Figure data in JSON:
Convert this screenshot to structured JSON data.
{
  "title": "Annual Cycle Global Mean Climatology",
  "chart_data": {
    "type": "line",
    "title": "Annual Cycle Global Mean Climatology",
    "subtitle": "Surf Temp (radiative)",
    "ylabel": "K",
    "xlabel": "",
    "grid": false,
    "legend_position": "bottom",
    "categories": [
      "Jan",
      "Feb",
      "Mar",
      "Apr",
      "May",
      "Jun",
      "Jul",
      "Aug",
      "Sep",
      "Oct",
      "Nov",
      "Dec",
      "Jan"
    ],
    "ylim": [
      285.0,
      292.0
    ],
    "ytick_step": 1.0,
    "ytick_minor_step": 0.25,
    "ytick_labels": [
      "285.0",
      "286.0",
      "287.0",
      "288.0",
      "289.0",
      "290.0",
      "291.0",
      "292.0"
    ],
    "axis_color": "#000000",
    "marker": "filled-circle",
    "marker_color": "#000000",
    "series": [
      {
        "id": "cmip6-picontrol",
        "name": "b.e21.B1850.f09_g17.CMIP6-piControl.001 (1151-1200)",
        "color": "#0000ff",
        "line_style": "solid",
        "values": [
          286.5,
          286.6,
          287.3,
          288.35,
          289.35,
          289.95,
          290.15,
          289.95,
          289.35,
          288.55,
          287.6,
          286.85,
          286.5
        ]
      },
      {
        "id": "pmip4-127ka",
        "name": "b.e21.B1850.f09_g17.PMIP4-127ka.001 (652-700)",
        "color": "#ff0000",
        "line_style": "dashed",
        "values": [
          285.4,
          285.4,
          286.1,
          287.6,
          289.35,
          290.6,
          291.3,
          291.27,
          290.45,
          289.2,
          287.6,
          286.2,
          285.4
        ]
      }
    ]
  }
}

### EXERCISE PROMPT
The records above need to be transcribed in full. Keep every character unchanged.

### COMPLETE OUTPUT
Convert this screenshot to structured JSON data.
{
  "title": "Annual Cycle Global Mean Climatology",
  "chart_data": {
    "type": "line",
    "title": "Annual Cycle Global Mean Climatology",
    "subtitle": "Surf Temp (radiative)",
    "ylabel": "K",
    "xlabel": "",
    "grid": false,
    "legend_position": "bottom",
    "categories": [
      "Jan",
      "Feb",
      "Mar",
      "Apr",
      "May",
      "Jun",
      "Jul",
      "Aug",
      "Sep",
      "Oct",
      "Nov",
      "Dec",
      "Jan"
    ],
    "ylim": [
      285.0,
      292.0
    ],
    "ytick_step": 1.0,
    "ytick_minor_step": 0.25,
    "ytick_labels": [
      "285.0",
      "286.0",
      "287.0",
      "288.0",
      "289.0",
      "290.0",
      "291.0",
      "292.0"
    ],
    "axis_color": "#000000",
    "marker": "filled-circle",
    "marker_color": "#000000",
    "series": [
      {
        "id": "cmip6-picontrol",
        "name": "b.e21.B1850.f09_g17.CMIP6-piControl.001 (1151-1200)",
        "color": "#0000ff",
        "line_style": "solid",
        "values": [
          286.5,
          286.6,
          287.3,
          288.35,
          289.35,
          289.95,
          290.15,
          289.95,
          289.35,
          288.55,
          287.6,
          286.85,
          286.5
        ]
      },
      {
        "id": "pmip4-127ka",
        "name": "b.e21.B1850.f09_g17.PMIP4-127ka.001 (652-700)",
        "color": "#ff0000",
        "line_style": "dashed",
        "values": [
          285.4,
          285.4,
          286.1,
          287.6,
          289.35,
          290.6,
          291.3,
          291.27,
          290.45,
          289.2,
          287.6,
          286.2,
          285.4
        ]
      }
    ]
  }
}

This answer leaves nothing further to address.